• Entries provided
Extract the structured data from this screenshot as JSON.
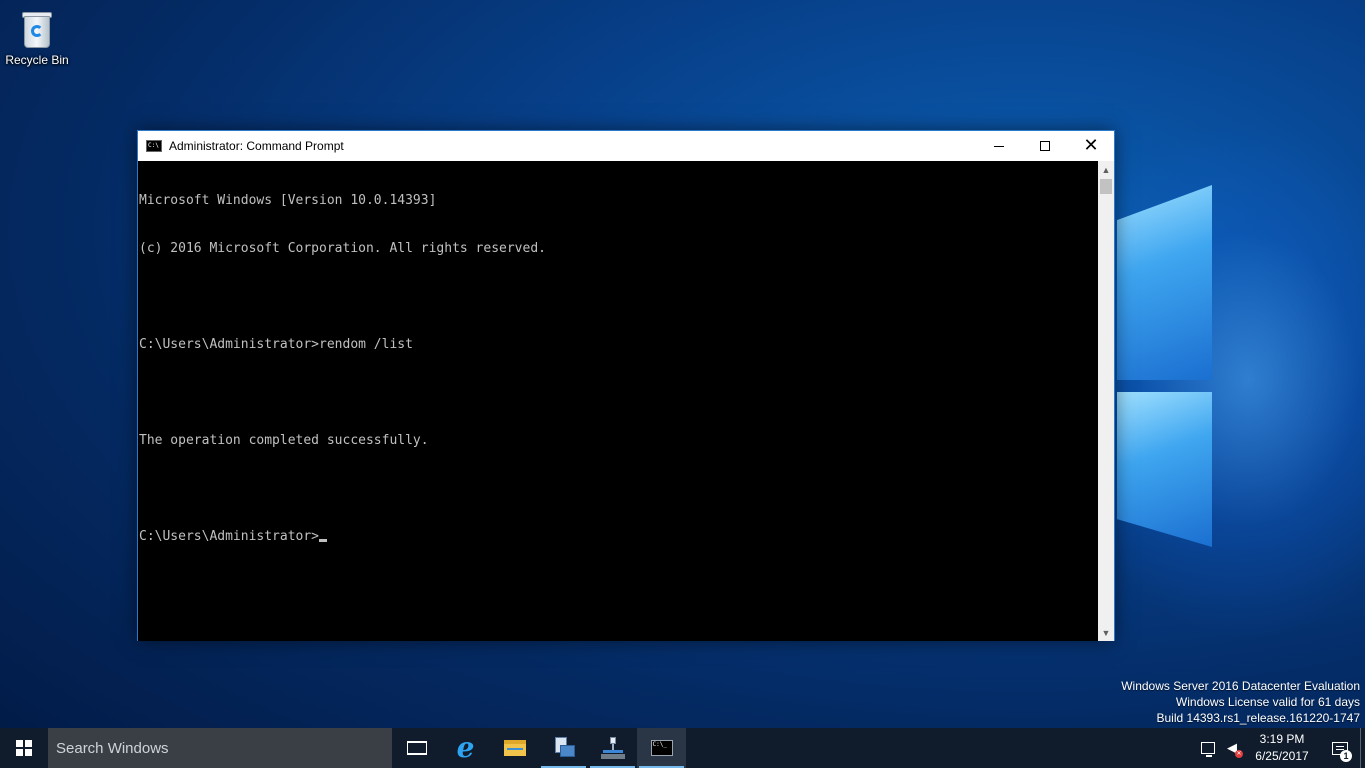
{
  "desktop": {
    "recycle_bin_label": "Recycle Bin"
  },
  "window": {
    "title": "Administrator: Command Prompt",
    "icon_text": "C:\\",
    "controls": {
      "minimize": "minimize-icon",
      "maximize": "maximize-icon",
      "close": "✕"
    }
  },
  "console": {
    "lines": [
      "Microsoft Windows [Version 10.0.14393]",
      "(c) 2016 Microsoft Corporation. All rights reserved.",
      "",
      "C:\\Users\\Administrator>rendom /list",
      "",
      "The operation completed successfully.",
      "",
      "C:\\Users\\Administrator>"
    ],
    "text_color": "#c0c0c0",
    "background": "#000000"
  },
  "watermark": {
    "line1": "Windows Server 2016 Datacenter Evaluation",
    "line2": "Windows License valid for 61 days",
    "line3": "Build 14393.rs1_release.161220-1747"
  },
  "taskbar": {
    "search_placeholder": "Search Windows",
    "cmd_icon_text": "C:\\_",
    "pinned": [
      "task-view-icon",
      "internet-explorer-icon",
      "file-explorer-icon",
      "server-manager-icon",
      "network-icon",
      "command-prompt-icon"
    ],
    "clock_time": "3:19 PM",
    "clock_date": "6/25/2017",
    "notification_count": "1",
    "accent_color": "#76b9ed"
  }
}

• What the task asks
Reproduce each entry verbatim, excluding any embedded images.

• Answer to this problem
Extract the structured data from this screenshot as JSON.
{
  "desktop": {
    "recycle_bin_label": "Recycle Bin"
  },
  "window": {
    "title": "Administrator: Command Prompt",
    "icon_text": "C:\\",
    "controls": {
      "minimize": "minimize-icon",
      "maximize": "maximize-icon",
      "close": "✕"
    }
  },
  "console": {
    "lines": [
      "Microsoft Windows [Version 10.0.14393]",
      "(c) 2016 Microsoft Corporation. All rights reserved.",
      "",
      "C:\\Users\\Administrator>rendom /list",
      "",
      "The operation completed successfully.",
      "",
      "C:\\Users\\Administrator>"
    ],
    "text_color": "#c0c0c0",
    "background": "#000000"
  },
  "watermark": {
    "line1": "Windows Server 2016 Datacenter Evaluation",
    "line2": "Windows License valid for 61 days",
    "line3": "Build 14393.rs1_release.161220-1747"
  },
  "taskbar": {
    "search_placeholder": "Search Windows",
    "cmd_icon_text": "C:\\_",
    "pinned": [
      "task-view-icon",
      "internet-explorer-icon",
      "file-explorer-icon",
      "server-manager-icon",
      "network-icon",
      "command-prompt-icon"
    ],
    "clock_time": "3:19 PM",
    "clock_date": "6/25/2017",
    "notification_count": "1",
    "accent_color": "#76b9ed"
  }
}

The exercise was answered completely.